▸ Problem description
Give exactly the lines from the one with "Enumerate this screenshot's" through the final line of the listing below, both included, leaving out any pictures.
++++++++
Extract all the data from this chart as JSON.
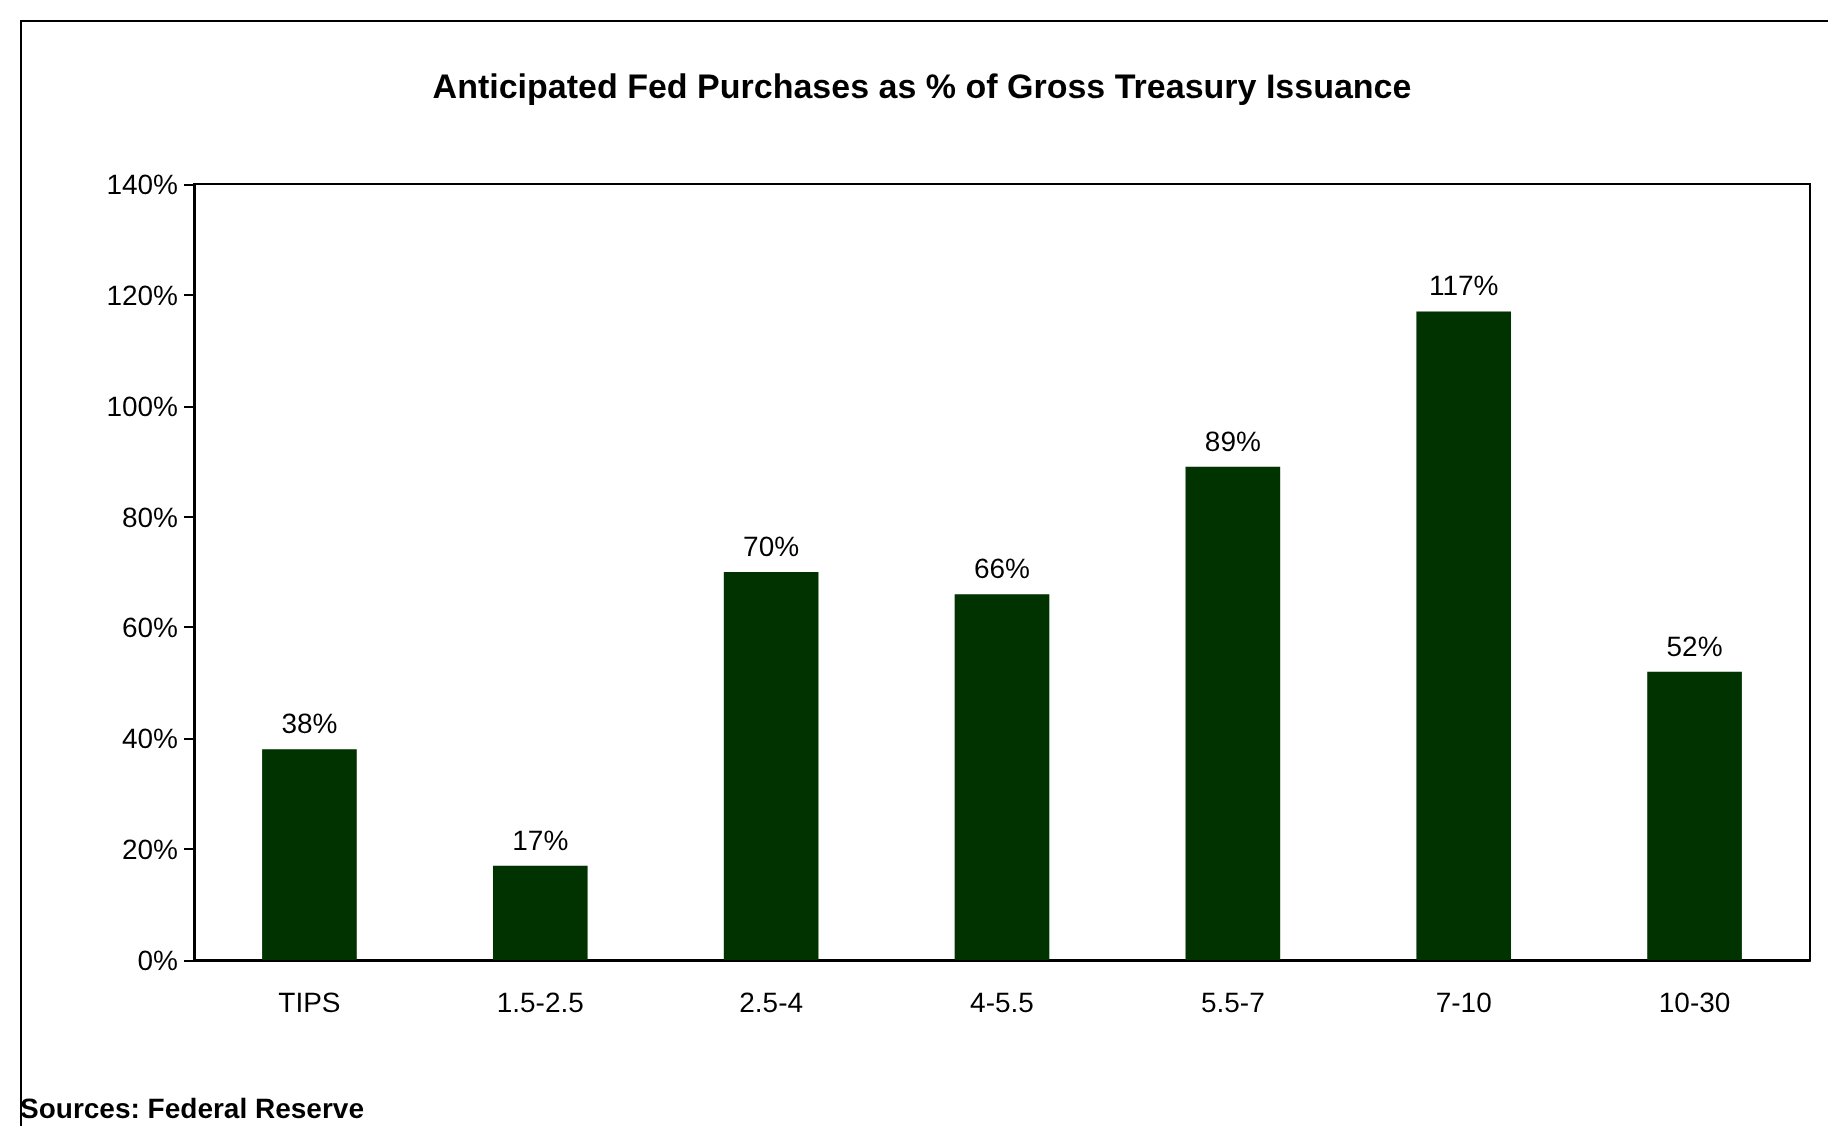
{
  "chart_data": {
    "type": "bar",
    "title": "Anticipated Fed Purchases as % of Gross Treasury Issuance",
    "categories": [
      "TIPS",
      "1.5-2.5",
      "2.5-4",
      "4-5.5",
      "5.5-7",
      "7-10",
      "10-30"
    ],
    "values": [
      38,
      17,
      70,
      66,
      89,
      117,
      52
    ],
    "value_labels": [
      "38%",
      "17%",
      "70%",
      "66%",
      "89%",
      "117%",
      "52%"
    ],
    "color": "#003300",
    "ylim": [
      0,
      140
    ],
    "yticks": [
      {
        "value": 0,
        "label": "0%"
      },
      {
        "value": 20,
        "label": "20%"
      },
      {
        "value": 40,
        "label": "40%"
      },
      {
        "value": 60,
        "label": "60%"
      },
      {
        "value": 80,
        "label": "80%"
      },
      {
        "value": 100,
        "label": "100%"
      },
      {
        "value": 120,
        "label": "120%"
      },
      {
        "value": 140,
        "label": "140%"
      }
    ],
    "grid": false,
    "annotations": [
      "Sources: Federal Reserve"
    ]
  }
}
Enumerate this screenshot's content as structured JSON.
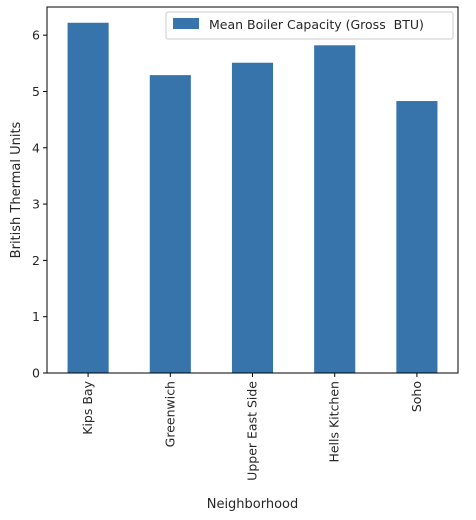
{
  "chart_data": {
    "type": "bar",
    "title": "",
    "xlabel": "Neighborhood",
    "ylabel": "British Thermal Units",
    "categories": [
      "Kips Bay",
      "Greenwich",
      "Upper East Side",
      "Hells Kitchen",
      "Soho"
    ],
    "series": [
      {
        "name": "Mean Boiler Capacity (Gross  BTU)",
        "values": [
          6.22,
          5.29,
          5.51,
          5.82,
          4.83
        ],
        "color": "#3674ab"
      }
    ],
    "ylim": [
      0,
      6.5
    ],
    "yticks": [
      0,
      1,
      2,
      3,
      4,
      5,
      6
    ],
    "grid": false,
    "legend_position": "upper right",
    "xtick_rotation": "vertical"
  }
}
++++++++
▸ Solution for this problem
Enumerate this screenshot's content as structured JSON.
{
  "chart_data": {
    "type": "bar",
    "title": "",
    "xlabel": "Neighborhood",
    "ylabel": "British Thermal Units",
    "categories": [
      "Kips Bay",
      "Greenwich",
      "Upper East Side",
      "Hells Kitchen",
      "Soho"
    ],
    "series": [
      {
        "name": "Mean Boiler Capacity (Gross  BTU)",
        "values": [
          6.22,
          5.29,
          5.51,
          5.82,
          4.83
        ],
        "color": "#3674ab"
      }
    ],
    "ylim": [
      0,
      6.5
    ],
    "yticks": [
      0,
      1,
      2,
      3,
      4,
      5,
      6
    ],
    "grid": false,
    "legend_position": "upper right",
    "xtick_rotation": "vertical"
  }
}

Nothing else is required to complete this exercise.